Material for this exercise —
============================================================

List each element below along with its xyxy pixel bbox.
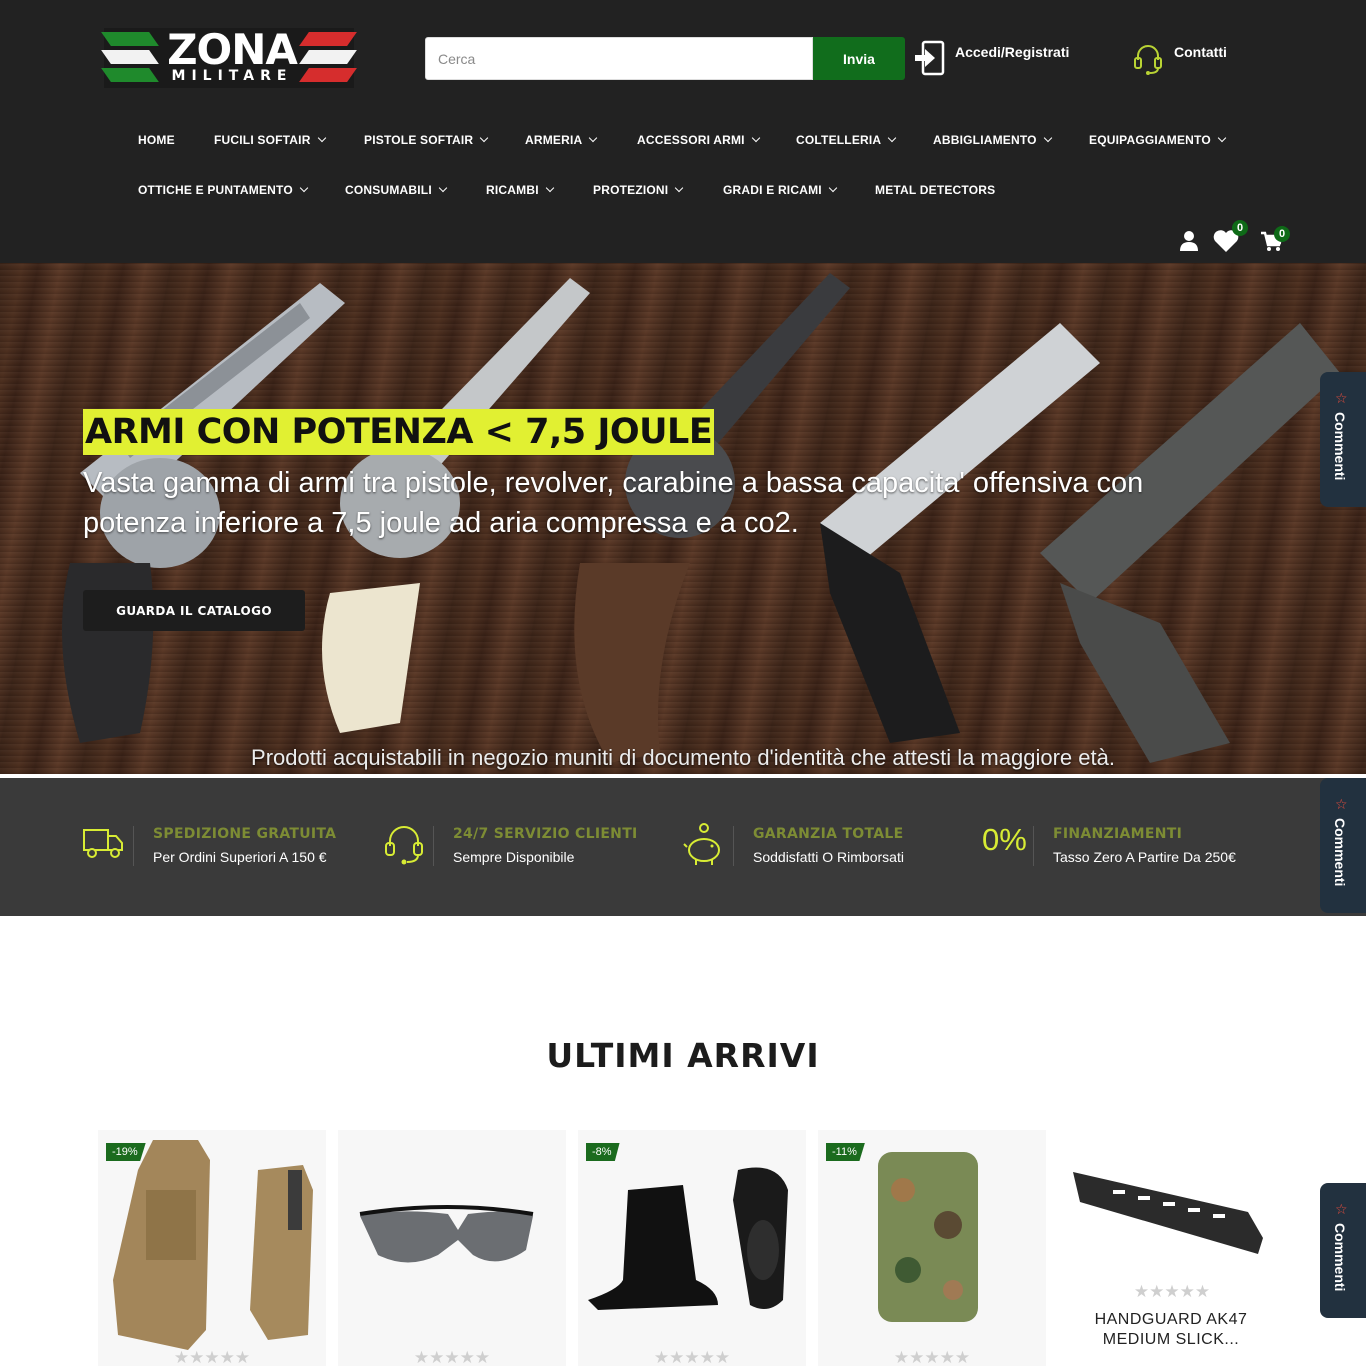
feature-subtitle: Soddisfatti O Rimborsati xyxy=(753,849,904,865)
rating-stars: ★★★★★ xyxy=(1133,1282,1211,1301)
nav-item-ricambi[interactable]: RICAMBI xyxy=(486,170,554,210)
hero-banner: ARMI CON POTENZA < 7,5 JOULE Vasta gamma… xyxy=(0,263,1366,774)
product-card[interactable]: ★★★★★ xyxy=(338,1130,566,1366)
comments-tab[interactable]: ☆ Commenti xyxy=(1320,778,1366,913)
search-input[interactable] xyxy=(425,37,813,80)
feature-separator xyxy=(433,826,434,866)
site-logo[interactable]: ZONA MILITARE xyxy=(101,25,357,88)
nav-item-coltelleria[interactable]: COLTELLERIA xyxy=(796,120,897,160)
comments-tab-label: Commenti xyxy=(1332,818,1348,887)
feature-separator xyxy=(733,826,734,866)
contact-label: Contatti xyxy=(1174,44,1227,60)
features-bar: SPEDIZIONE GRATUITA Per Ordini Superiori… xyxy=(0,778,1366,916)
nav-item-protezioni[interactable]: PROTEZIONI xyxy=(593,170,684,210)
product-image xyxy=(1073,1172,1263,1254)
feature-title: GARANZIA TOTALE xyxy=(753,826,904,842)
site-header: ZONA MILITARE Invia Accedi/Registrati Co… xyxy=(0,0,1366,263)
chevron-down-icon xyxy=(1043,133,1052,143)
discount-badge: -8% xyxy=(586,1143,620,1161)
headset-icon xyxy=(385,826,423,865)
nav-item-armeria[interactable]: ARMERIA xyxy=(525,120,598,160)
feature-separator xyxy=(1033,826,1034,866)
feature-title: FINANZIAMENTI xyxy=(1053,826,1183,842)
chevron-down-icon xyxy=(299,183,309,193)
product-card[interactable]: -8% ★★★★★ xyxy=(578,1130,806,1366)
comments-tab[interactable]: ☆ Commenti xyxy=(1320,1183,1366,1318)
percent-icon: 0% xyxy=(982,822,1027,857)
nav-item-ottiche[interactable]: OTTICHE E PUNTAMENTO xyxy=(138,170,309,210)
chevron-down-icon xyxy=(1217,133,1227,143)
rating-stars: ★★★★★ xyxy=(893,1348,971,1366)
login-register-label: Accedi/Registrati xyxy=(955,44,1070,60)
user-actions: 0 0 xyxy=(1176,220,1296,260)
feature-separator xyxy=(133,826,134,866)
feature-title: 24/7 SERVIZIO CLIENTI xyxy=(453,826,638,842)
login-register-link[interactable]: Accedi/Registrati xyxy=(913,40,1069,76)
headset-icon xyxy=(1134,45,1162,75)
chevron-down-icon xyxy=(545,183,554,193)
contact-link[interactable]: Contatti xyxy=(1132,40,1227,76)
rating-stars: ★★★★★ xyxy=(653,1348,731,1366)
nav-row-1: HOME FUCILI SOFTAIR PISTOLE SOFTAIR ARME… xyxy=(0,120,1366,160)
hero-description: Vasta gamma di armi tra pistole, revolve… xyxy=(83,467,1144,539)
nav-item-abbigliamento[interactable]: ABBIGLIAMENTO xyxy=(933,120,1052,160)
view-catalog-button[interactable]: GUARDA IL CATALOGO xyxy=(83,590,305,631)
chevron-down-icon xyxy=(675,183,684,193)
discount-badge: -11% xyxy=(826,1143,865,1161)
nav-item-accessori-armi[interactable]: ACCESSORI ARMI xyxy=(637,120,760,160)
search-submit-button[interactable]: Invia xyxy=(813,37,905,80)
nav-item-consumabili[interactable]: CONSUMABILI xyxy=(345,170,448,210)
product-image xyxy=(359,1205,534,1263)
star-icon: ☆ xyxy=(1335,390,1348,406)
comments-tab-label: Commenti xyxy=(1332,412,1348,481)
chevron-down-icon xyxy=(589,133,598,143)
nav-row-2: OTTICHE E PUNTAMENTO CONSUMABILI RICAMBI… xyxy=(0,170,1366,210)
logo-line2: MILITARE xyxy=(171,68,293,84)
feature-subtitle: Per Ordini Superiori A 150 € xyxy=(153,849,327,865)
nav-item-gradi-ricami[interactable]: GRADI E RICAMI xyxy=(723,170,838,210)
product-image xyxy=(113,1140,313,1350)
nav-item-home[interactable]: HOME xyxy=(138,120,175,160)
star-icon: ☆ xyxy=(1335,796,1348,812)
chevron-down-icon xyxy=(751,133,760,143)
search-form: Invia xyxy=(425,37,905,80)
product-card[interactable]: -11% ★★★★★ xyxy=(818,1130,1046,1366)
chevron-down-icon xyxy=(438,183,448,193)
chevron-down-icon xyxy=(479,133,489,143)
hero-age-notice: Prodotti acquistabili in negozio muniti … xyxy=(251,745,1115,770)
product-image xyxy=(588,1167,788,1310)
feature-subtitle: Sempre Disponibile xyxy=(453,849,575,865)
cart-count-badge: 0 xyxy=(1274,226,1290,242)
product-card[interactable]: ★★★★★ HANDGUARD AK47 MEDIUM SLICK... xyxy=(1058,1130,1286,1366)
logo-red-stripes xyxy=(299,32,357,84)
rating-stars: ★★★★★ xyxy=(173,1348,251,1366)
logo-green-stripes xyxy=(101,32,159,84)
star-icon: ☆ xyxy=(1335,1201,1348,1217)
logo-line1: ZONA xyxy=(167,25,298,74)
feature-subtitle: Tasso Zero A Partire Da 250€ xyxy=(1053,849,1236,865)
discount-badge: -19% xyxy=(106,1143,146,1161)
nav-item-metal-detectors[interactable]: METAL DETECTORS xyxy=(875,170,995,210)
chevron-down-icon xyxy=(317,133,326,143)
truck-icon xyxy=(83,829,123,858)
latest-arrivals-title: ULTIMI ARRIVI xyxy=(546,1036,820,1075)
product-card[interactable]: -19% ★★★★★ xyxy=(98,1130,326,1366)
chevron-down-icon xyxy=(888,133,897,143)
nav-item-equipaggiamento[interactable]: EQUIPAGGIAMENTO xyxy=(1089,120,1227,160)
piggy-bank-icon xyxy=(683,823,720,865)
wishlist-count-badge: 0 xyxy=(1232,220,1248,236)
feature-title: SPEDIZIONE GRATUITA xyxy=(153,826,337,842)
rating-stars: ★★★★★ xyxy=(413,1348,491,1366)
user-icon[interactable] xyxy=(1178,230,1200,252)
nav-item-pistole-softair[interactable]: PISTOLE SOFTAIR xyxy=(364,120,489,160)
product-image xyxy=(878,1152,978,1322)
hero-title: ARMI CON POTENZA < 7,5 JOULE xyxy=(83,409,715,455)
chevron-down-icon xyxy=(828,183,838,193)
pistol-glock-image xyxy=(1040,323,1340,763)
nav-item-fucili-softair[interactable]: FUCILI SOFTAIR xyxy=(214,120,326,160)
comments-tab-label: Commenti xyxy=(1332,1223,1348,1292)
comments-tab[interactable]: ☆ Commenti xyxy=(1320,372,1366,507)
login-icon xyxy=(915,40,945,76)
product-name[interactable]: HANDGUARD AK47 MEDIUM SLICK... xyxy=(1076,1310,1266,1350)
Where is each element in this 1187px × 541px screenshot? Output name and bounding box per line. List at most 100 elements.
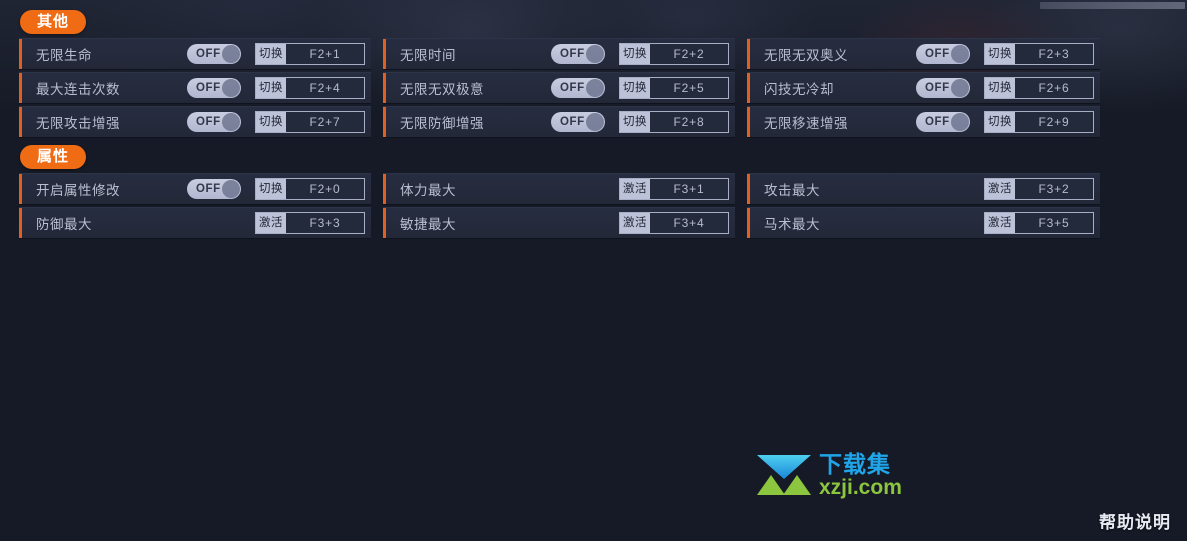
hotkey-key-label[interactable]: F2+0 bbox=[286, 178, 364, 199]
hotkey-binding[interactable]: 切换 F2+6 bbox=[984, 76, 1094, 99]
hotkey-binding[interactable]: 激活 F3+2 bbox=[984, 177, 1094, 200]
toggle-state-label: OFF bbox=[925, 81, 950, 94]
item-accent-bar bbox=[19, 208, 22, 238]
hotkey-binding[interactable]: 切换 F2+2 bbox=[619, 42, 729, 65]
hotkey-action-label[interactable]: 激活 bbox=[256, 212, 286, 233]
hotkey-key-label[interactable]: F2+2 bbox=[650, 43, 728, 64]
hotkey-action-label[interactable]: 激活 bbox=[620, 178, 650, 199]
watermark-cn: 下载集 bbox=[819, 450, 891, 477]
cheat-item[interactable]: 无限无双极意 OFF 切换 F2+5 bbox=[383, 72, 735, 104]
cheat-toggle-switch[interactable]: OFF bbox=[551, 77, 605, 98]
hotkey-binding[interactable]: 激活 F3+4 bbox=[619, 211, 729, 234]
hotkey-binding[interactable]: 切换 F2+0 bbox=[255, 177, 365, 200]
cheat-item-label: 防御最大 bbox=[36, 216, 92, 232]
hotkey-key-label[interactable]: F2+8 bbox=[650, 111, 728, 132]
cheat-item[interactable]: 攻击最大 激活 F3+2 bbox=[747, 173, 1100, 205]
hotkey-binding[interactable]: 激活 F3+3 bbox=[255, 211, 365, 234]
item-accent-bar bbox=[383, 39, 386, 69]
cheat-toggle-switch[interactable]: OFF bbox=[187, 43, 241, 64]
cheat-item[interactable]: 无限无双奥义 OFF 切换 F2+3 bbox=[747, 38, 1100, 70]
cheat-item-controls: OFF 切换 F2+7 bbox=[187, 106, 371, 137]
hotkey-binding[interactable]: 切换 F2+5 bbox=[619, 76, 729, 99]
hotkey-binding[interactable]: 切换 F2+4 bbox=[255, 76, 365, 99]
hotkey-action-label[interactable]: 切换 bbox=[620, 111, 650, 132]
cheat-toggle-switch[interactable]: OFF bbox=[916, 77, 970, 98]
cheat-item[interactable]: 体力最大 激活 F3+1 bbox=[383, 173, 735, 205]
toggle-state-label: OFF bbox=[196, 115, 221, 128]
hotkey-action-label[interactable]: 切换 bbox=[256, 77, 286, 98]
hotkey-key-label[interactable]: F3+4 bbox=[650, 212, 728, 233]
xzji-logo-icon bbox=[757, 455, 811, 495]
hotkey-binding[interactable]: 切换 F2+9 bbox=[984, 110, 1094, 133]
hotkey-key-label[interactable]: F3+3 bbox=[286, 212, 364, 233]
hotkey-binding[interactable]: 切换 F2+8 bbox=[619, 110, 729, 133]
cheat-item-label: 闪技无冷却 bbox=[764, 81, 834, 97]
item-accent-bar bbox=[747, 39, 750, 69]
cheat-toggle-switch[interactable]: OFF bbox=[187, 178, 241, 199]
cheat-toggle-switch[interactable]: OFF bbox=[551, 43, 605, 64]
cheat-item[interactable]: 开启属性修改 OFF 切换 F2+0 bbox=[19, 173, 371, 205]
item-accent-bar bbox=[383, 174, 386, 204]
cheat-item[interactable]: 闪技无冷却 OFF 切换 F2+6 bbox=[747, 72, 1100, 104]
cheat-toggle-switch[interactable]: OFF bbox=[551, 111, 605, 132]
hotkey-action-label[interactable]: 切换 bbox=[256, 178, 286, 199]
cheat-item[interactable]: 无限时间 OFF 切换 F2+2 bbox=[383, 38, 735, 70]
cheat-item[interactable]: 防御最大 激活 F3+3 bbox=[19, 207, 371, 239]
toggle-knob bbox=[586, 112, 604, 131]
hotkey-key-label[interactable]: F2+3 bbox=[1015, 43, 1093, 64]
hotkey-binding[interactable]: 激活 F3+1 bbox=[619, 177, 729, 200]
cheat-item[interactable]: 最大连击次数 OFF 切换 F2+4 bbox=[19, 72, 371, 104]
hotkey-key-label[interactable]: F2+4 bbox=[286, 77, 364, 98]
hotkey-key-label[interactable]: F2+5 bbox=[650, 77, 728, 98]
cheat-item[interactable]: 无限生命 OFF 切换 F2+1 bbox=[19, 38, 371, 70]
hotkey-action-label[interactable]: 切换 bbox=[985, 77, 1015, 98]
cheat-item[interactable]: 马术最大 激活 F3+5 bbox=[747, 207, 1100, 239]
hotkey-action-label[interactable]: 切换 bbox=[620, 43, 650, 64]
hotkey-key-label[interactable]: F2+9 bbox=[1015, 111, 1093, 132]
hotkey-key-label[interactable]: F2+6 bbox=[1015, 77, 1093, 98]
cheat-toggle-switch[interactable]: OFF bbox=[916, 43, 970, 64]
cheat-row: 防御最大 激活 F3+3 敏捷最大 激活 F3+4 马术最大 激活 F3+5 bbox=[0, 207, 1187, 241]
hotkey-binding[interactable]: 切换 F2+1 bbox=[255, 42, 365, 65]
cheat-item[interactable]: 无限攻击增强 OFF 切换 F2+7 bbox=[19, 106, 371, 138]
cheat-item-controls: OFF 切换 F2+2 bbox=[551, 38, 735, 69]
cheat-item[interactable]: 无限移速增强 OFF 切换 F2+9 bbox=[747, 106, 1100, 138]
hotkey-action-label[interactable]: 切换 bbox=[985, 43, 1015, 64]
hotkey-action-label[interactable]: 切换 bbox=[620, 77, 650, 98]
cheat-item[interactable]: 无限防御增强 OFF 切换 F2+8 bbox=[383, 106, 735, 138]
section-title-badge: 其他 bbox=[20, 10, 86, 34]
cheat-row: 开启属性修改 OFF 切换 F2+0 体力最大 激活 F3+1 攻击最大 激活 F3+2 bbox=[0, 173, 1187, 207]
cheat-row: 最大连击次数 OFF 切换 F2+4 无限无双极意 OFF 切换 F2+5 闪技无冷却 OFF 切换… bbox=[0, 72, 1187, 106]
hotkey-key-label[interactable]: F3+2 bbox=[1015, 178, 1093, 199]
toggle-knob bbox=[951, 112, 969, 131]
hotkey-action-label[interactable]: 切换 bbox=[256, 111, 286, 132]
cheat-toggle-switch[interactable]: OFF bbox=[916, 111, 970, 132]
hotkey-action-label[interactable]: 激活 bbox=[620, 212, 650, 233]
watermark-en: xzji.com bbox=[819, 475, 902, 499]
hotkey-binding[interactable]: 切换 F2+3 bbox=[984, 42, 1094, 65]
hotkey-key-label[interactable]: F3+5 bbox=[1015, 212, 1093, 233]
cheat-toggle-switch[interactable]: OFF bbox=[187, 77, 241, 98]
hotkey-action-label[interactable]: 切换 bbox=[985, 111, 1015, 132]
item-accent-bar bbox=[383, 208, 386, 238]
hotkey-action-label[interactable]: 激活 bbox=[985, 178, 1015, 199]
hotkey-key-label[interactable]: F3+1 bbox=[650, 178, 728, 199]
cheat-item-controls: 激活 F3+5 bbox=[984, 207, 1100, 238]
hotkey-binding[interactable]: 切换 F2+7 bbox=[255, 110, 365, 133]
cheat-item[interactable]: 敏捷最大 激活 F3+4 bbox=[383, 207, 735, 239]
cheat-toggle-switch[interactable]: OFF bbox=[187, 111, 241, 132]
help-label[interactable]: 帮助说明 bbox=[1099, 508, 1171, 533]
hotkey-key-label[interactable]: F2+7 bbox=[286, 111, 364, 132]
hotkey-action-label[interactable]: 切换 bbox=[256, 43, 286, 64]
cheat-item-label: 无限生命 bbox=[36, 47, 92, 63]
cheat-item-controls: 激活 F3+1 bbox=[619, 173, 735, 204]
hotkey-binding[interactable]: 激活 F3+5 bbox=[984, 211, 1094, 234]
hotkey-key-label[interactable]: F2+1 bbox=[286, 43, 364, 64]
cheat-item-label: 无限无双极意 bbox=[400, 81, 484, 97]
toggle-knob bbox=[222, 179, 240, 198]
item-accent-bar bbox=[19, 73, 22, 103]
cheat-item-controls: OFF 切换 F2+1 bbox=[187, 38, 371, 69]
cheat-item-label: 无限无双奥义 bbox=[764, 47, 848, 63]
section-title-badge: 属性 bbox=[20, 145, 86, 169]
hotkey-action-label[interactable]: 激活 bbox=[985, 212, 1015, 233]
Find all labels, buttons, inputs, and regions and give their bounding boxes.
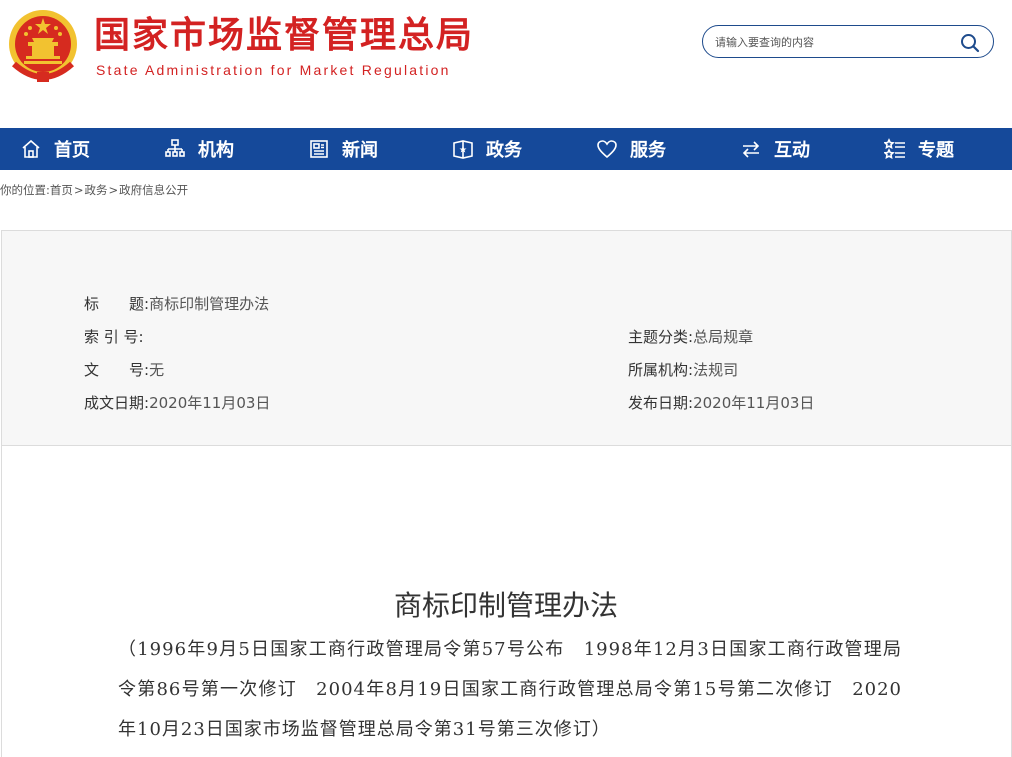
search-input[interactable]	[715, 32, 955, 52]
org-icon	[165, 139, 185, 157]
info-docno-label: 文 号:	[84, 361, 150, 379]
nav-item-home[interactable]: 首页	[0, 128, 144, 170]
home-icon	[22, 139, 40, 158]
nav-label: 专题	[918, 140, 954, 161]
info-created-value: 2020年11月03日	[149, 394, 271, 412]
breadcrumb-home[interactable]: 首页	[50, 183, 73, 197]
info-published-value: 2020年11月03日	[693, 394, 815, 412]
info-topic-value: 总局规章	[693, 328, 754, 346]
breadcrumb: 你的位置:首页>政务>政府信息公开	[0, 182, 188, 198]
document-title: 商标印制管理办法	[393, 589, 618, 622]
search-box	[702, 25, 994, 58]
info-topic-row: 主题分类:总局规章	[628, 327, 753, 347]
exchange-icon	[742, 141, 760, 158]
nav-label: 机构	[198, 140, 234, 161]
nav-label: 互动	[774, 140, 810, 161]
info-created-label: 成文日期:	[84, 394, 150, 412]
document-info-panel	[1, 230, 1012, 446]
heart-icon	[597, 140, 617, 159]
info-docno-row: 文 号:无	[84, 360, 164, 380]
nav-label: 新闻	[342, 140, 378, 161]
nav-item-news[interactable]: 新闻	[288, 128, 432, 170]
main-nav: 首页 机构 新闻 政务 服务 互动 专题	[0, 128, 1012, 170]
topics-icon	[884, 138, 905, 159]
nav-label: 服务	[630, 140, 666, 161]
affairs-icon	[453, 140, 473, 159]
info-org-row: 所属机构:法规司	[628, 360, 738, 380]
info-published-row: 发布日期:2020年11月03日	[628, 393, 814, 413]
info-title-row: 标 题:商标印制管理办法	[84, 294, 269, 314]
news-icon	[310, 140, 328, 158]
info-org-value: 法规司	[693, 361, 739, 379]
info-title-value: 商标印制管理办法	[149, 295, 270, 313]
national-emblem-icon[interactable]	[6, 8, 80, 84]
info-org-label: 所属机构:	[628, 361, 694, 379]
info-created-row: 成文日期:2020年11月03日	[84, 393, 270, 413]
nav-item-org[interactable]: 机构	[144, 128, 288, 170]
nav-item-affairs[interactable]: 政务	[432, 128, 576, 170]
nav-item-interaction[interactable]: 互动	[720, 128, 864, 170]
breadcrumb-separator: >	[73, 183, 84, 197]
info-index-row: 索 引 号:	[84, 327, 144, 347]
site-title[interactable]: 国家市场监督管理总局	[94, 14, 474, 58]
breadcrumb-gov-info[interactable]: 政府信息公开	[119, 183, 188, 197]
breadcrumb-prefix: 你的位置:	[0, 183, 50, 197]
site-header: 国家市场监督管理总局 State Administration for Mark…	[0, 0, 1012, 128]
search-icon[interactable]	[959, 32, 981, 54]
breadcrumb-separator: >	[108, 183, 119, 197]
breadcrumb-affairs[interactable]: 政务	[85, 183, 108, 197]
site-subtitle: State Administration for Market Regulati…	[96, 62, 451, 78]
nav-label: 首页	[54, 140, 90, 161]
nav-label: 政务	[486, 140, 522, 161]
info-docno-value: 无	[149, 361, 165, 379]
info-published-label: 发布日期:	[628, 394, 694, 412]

============================================================

Stated task —
Rewrite the entries in the stretch from the line containing "hotkey-key-label[interactable]: F2+0 bbox=[286, 178, 364, 199]" through the line containing "item-accent-bar bbox=[19, 208, 22, 238]", swapping "OFF" for "ON" and changing nothing else.

Solution for this exercise —
hotkey-key-label[interactable]: F2+0 bbox=[286, 178, 364, 199]
hotkey-binding[interactable]: 切换 F2+6 bbox=[984, 76, 1094, 99]
hotkey-binding[interactable]: 激活 F3+2 bbox=[984, 177, 1094, 200]
toggle-state-label: ON bbox=[925, 81, 950, 94]
item-accent-bar bbox=[19, 208, 22, 238]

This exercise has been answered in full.